---- Records for processing

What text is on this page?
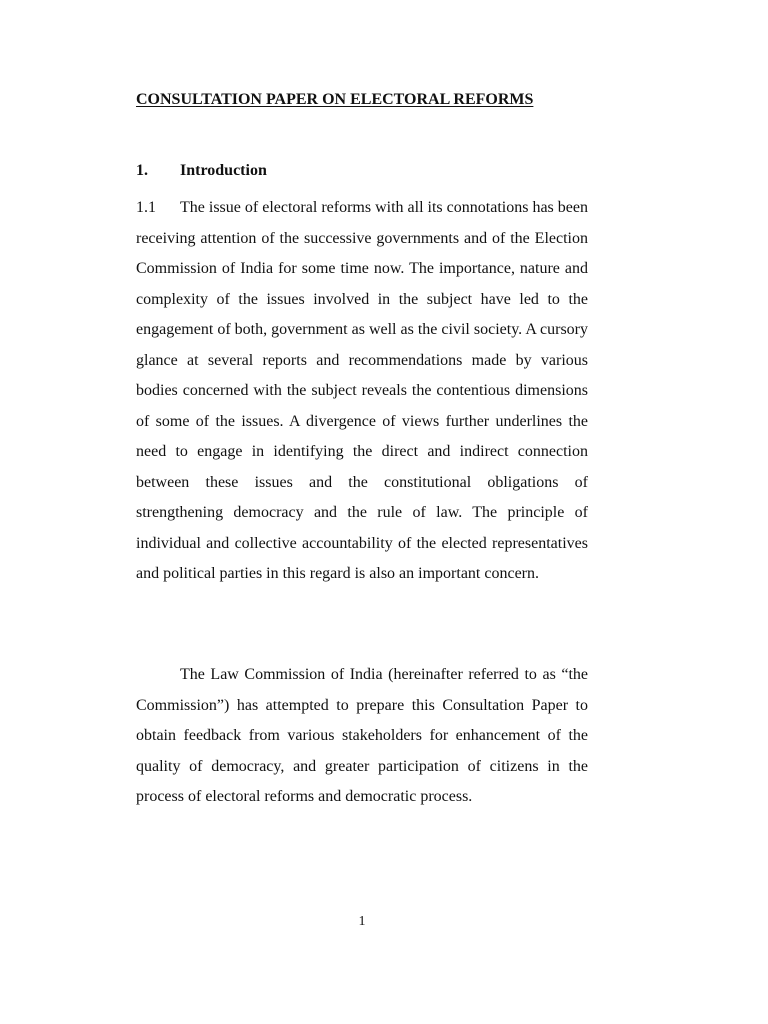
CONSULTATION PAPER ON ELECTORAL REFORMS
1. Introduction

1.1 The issue of electoral reforms with all its connotations has been receiving attention of the successive governments and of the Election Commission of India for some time now. The importance, nature and complexity of the issues involved in the subject have led to the engagement of both, government as well as the civil society. A cursory glance at several reports and recommendations made by various bodies concerned with the subject reveals the contentious dimensions of some of the issues. A divergence of views further underlines the need to engage in identifying the direct and indirect connection between these issues and the constitutional obligations of strengthening democracy and the rule of law. The principle of individual and collective accountability of the elected representatives and political parties in this regard is also an important concern.

The Law Commission of India (hereinafter referred to as “the Commission”) has attempted to prepare this Consultation Paper to obtain feedback from various stakeholders for enhancement of the quality of democracy, and greater participation of citizens in the process of electoral reforms and democratic process.

1
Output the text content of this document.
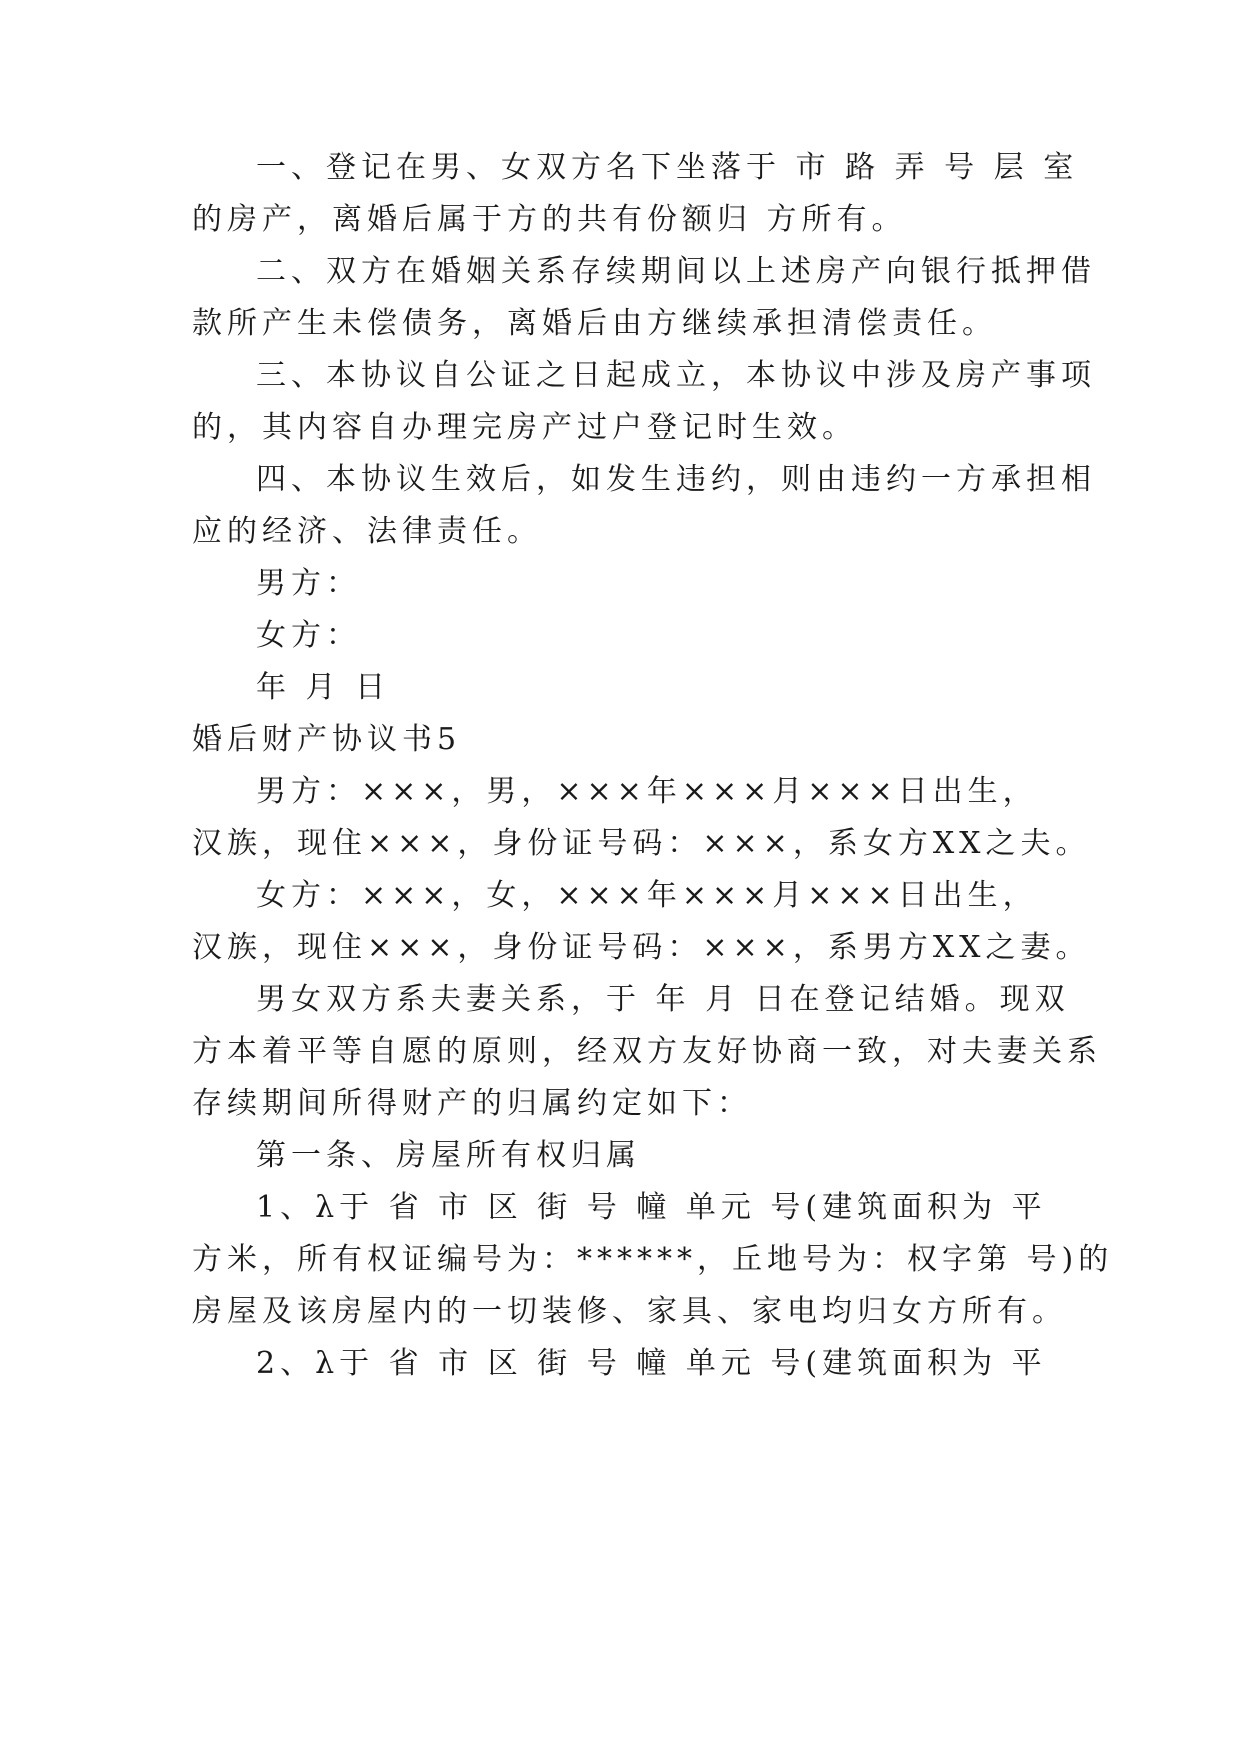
一、登记在男、女双方名下坐落于 市 路 弄 号 层 室

的房产，离婚后属于方的共有份额归 方所有。

二、双方在婚姻关系存续期间以上述房产向银行抵押借

款所产生未偿债务，离婚后由方继续承担清偿责任。

三、本协议自公证之日起成立，本协议中涉及房产事项

的，其内容自办理完房产过户登记时生效。

四、本协议生效后，如发生违约，则由违约一方承担相

应的经济、法律责任。

男方：

女方：

年 月 日

婚后财产协议书5

男方：×××，男，×××年×××月×××日出生，

汉族，现住×××，身份证号码：×××，系女方XX之夫。

女方：×××，女，×××年×××月×××日出生，

汉族，现住×××，身份证号码：×××，系男方XX之妻。

男女双方系夫妻关系，于 年 月 日在登记结婚。现双

方本着平等自愿的原则，经双方友好协商一致，对夫妻关系

存续期间所得财产的归属约定如下：

第一条、房屋所有权归属

1、λ于 省 市 区 街 号 幢 单元 号(建筑面积为 平

方米，所有权证编号为：******，丘地号为：权字第 号)的

房屋及该房屋内的一切装修、家具、家电均归女方所有。

2、λ于 省 市 区 街 号 幢 单元 号(建筑面积为 平
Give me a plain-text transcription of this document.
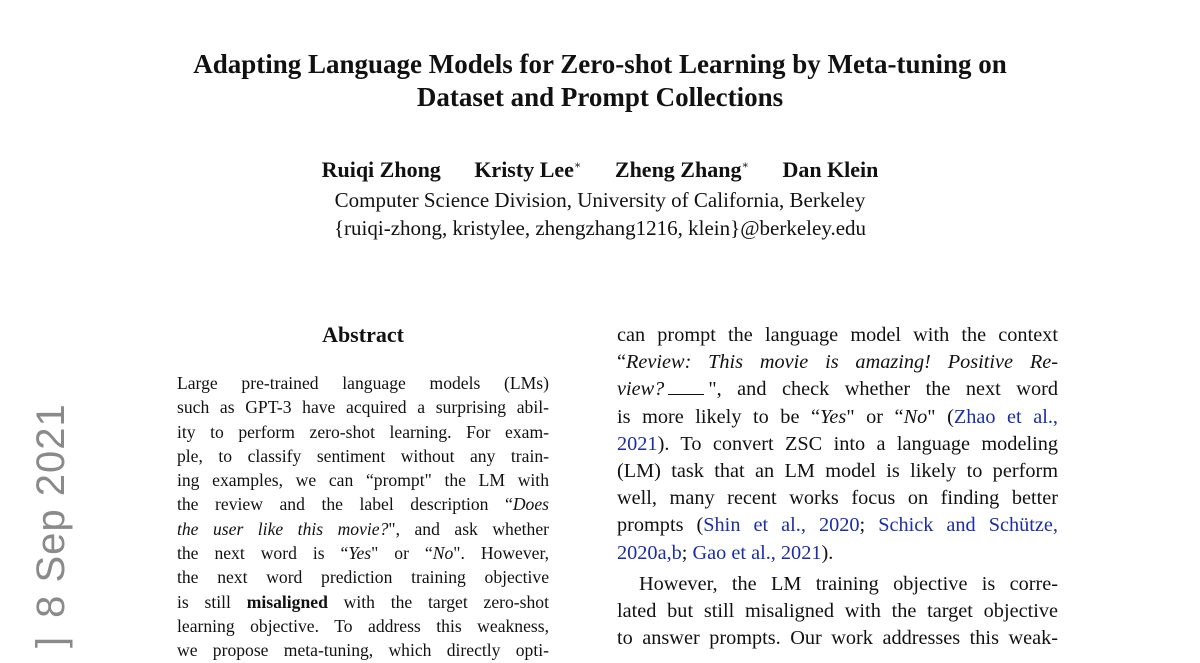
Adapting Language Models for Zero-shot Learning by Meta-tuning on
Dataset and Prompt Collections
Ruiqi Zhong Kristy Lee∗ Zheng Zhang∗ Dan Klein
Computer Science Division, University of California, Berkeley
{ruiqi-zhong, kristylee, zhengzhang1216, klein}@berkeley.edu
Abstract
Large pre-trained language models (LMs)
such as GPT-3 have acquired a surprising abil-
ity to perform zero-shot learning. For exam-
ple, to classify sentiment without any train-
ing examples, we can “prompt" the LM with
the review and the label description “Does
the user like this movie?", and ask whether
the next word is “Yes" or “No". However,
the next word prediction training objective
is still misaligned with the target zero-shot
learning objective. To address this weakness,
we propose meta-tuning, which directly opti-
can prompt the language model with the context
“Review: This movie is amazing! Positive Re-
view? ", and check whether the next word
is more likely to be “Yes" or “No" (Zhao et al.,
2021). To convert ZSC into a language modeling
(LM) task that an LM model is likely to perform
well, many recent works focus on finding better
prompts (Shin et al., 2020; Schick and Schütze,
2020a,b; Gao et al., 2021).
However, the LM training objective is corre-
lated but still misaligned with the target objective
to answer prompts. Our work addresses this weak-
]8 Sep 2021
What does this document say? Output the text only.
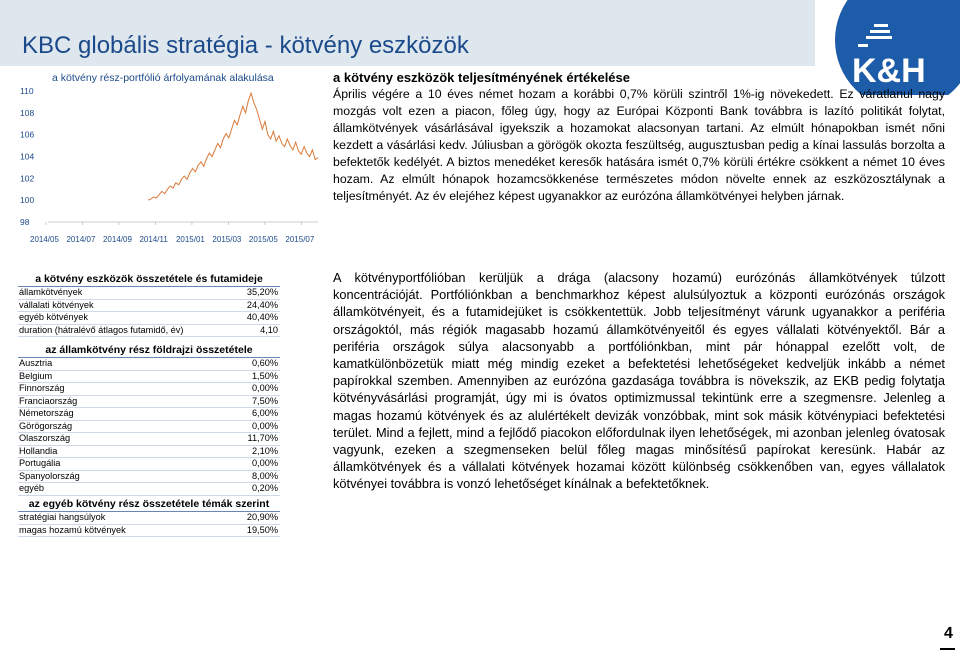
KBC globális stratégia - kötvény eszközök
K&H
a kötvény rész-portfólió árfolyamának alakulása
110
108
106
104
102
100
98
2014/05 2014/07 2014/09 2014/11 2015/01 2015/03 2015/05 2015/07
a kötvény eszközök teljesítményének értékelése
Április végére a 10 éves német hozam a korábbi 0,7% körüli szintről 1%-ig növekedett. Ez váratlanul nagy mozgás volt ezen a piacon, főleg úgy, hogy az Európai Központi Bank továbbra is lazító politikát folytat, államkötvények vásárlásával igyekszik a hozamokat alacsonyan tartani. Az elmúlt hónapokban ismét nőni kezdett a vásárlási kedv. Júliusban a görögök okozta feszültség, augusztusban pedig a kínai lassulás borzolta a befektetők kedélyét. A biztos menedéket keresők hatására ismét 0,7% körüli értékre csökkent a német 10 éves hozam. Az elmúlt hónapok hozamcsökkenése természetes módon növelte ennek az eszközosztálynak a teljesítményét. Az év elejéhez képest ugyanakkor az eurózóna államkötvényei helyben járnak.
A kötvényportfólióban kerüljük a drága (alacsony hozamú) eurózónás államkötvények túlzott koncentrációját. Portfóliónkban a benchmarkhoz képest alulsúlyoztuk a központi eurózónás országok államkötvényeit, és a futamidejüket is csökkentettük. Jobb teljesítményt várunk ugyanakkor a periféria országoktól, más régiók magasabb hozamú államkötvényeitől és egyes vállalati kötvényektől. Bár a periféria országok súlya alacsonyabb a portfóliónkban, mint pár hónappal ezelőtt volt, de kamatkülönbözetük miatt még mindig ezeket a befektetési lehetőségeket kedveljük inkább a német papírokkal szemben. Amennyiben az eurózóna gazdasága továbbra is növekszik, az EKB pedig folytatja kötvényvásárlási programját, úgy mi is óvatos optimizmussal tekintünk erre a szegmensre. Jelenleg a magas hozamú kötvények és az alulértékelt devizák vonzóbbak, mint sok másik kötvénypiaci befektetési terület. Mind a fejlett, mind a fejlődő piacokon előfordulnak ilyen lehetőségek, mi azonban jelenleg óvatosak vagyunk, ezeken a szegmenseken belül főleg magas minősítésű papírokat keresünk. Habár az államkötvények és a vállalati kötvények hozamai között különbség csökkenőben van, egyes vállalatok kötvényei továbbra is vonzó lehetőséget kínálnak a befektetőknek.
a kötvény eszközök összetétele és futamideje
államkötvények	35,20%
vállalati kötvények	24,40%
egyéb kötvények	40,40%
duration (hátralévő átlagos futamidő, év)	4,10
az államkötvény rész földrajzi összetétele
Ausztria	0,60%
Belgium	1,50%
Finnország	0,00%
Franciaország	7,50%
Németország	6,00%
Görögország	0,00%
Olaszország	11,70%
Hollandia	2,10%
Portugália	0,00%
Spanyolország	8,00%
egyéb	0,20%
az egyéb kötvény rész összetétele témák szerint
stratégiai hangsúlyok	20,90%
magas hozamú kötvények	19,50%
4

--------

Write out the entries above word for word. Do not include the pictures.

*Solution for this problem*
What text is on this page?
CONSULTATION PAPER ON ELECTORAL REFORMS
1. Introduction

1.1 The issue of electoral reforms with all its connotations has been receiving attention of the successive governments and of the Election Commission of India for some time now. The importance, nature and complexity of the issues involved in the subject have led to the engagement of both, government as well as the civil society. A cursory glance at several reports and recommendations made by various bodies concerned with the subject reveals the contentious dimensions of some of the issues. A divergence of views further underlines the need to engage in identifying the direct and indirect connection between these issues and the constitutional obligations of strengthening democracy and the rule of law. The principle of individual and collective accountability of the elected representatives and political parties in this regard is also an important concern.

The Law Commission of India (hereinafter referred to as “the Commission”) has attempted to prepare this Consultation Paper to obtain feedback from various stakeholders for enhancement of the quality of democracy, and greater participation of citizens in the process of electoral reforms and democratic process.

1
Output the text content of this document.
一、登记在男、女双方名下坐落于 市 路 弄 号 层 室

的房产，离婚后属于方的共有份额归 方所有。

二、双方在婚姻关系存续期间以上述房产向银行抵押借

款所产生未偿债务，离婚后由方继续承担清偿责任。

三、本协议自公证之日起成立，本协议中涉及房产事项

的，其内容自办理完房产过户登记时生效。

四、本协议生效后，如发生违约，则由违约一方承担相

应的经济、法律责任。

男方：

女方：

年 月 日

婚后财产协议书5

男方：×××，男，×××年×××月×××日出生，

汉族，现住×××，身份证号码：×××，系女方XX之夫。

女方：×××，女，×××年×××月×××日出生，

汉族，现住×××，身份证号码：×××，系男方XX之妻。

男女双方系夫妻关系，于 年 月 日在登记结婚。现双

方本着平等自愿的原则，经双方友好协商一致，对夫妻关系

存续期间所得财产的归属约定如下：

第一条、房屋所有权归属

1、λ于 省 市 区 街 号 幢 单元 号(建筑面积为 平

方米，所有权证编号为：******，丘地号为：权字第 号)的

房屋及该房屋内的一切装修、家具、家电均归女方所有。

2、λ于 省 市 区 街 号 幢 单元 号(建筑面积为 平
Give me a plain-text transcription of this document.
Adapting Language Models for Zero-shot Learning by Meta-tuning on
Dataset and Prompt Collections
Ruiqi Zhong Kristy Lee∗ Zheng Zhang∗ Dan Klein
Computer Science Division, University of California, Berkeley
{ruiqi-zhong, kristylee, zhengzhang1216, klein}@berkeley.edu
Abstract
Large pre-trained language models (LMs)
such as GPT-3 have acquired a surprising abil-
ity to perform zero-shot learning. For exam-
ple, to classify sentiment without any train-
ing examples, we can “prompt" the LM with
the review and the label description “Does
the user like this movie?", and ask whether
the next word is “Yes" or “No". However,
the next word prediction training objective
is still misaligned with the target zero-shot
learning objective. To address this weakness,
we propose meta-tuning, which directly opti-
can prompt the language model with the context
“Review: This movie is amazing! Positive Re-
view? ", and check whether the next word
is more likely to be “Yes" or “No" (Zhao et al.,
2021). To convert ZSC into a language modeling
(LM) task that an LM model is likely to perform
well, many recent works focus on finding better
prompts (Shin et al., 2020; Schick and Schütze,
2020a,b; Gao et al., 2021).
However, the LM training objective is corre-
lated but still misaligned with the target objective
to answer prompts. Our work addresses this weak-
]8 Sep 2021
What does this document say? Output the text only.
KBC globális stratégia - kötvény eszközök
K&H
a kötvény rész-portfólió árfolyamának alakulása
110
108
106
104
102
100
98
2014/05 2014/07 2014/09 2014/11 2015/01 2015/03 2015/05 2015/07
a kötvény eszközök teljesítményének értékelése
Április végére a 10 éves német hozam a korábbi 0,7% körüli szintről 1%-ig növekedett. Ez váratlanul nagy mozgás volt ezen a piacon, főleg úgy, hogy az Európai Központi Bank továbbra is lazító politikát folytat, államkötvények vásárlásával igyekszik a hozamokat alacsonyan tartani. Az elmúlt hónapokban ismét nőni kezdett a vásárlási kedv. Júliusban a görögök okozta feszültség, augusztusban pedig a kínai lassulás borzolta a befektetők kedélyét. A biztos menedéket keresők hatására ismét 0,7% körüli értékre csökkent a német 10 éves hozam. Az elmúlt hónapok hozamcsökkenése természetes módon növelte ennek az eszközosztálynak a teljesítményét. Az év elejéhez képest ugyanakkor az eurózóna államkötvényei helyben járnak.
A kötvényportfólióban kerüljük a drága (alacsony hozamú) eurózónás államkötvények túlzott koncentrációját. Portfóliónkban a benchmarkhoz képest alulsúlyoztuk a központi eurózónás országok államkötvényeit, és a futamidejüket is csökkentettük. Jobb teljesítményt várunk ugyanakkor a periféria országoktól, más régiók magasabb hozamú államkötvényeitől és egyes vállalati kötvényektől. Bár a periféria országok súlya alacsonyabb a portfóliónkban, mint pár hónappal ezelőtt volt, de kamatkülönbözetük miatt még mindig ezeket a befektetési lehetőségeket kedveljük inkább a német papírokkal szemben. Amennyiben az eurózóna gazdasága továbbra is növekszik, az EKB pedig folytatja kötvényvásárlási programját, úgy mi is óvatos optimizmussal tekintünk erre a szegmensre. Jelenleg a magas hozamú kötvények és az alulértékelt devizák vonzóbbak, mint sok másik kötvénypiaci befektetési terület. Mind a fejlett, mind a fejlődő piacokon előfordulnak ilyen lehetőségek, mi azonban jelenleg óvatosak vagyunk, ezeken a szegmenseken belül főleg magas minősítésű papírokat keresünk. Habár az államkötvények és a vállalati kötvények hozamai között különbség csökkenőben van, egyes vállalatok kötvényei továbbra is vonzó lehetőséget kínálnak a befektetőknek.
a kötvény eszközök összetétele és futamideje
államkötvények	35,20%
vállalati kötvények	24,40%
egyéb kötvények	40,40%
duration (hátralévő átlagos futamidő, év)	4,10
az államkötvény rész földrajzi összetétele
Ausztria	0,60%
Belgium	1,50%
Finnország	0,00%
Franciaország	7,50%
Németország	6,00%
Görögország	0,00%
Olaszország	11,70%
Hollandia	2,10%
Portugália	0,00%
Spanyolország	8,00%
egyéb	0,20%
az egyéb kötvény rész összetétele témák szerint
stratégiai hangsúlyok	20,90%
magas hozamú kötvények	19,50%
4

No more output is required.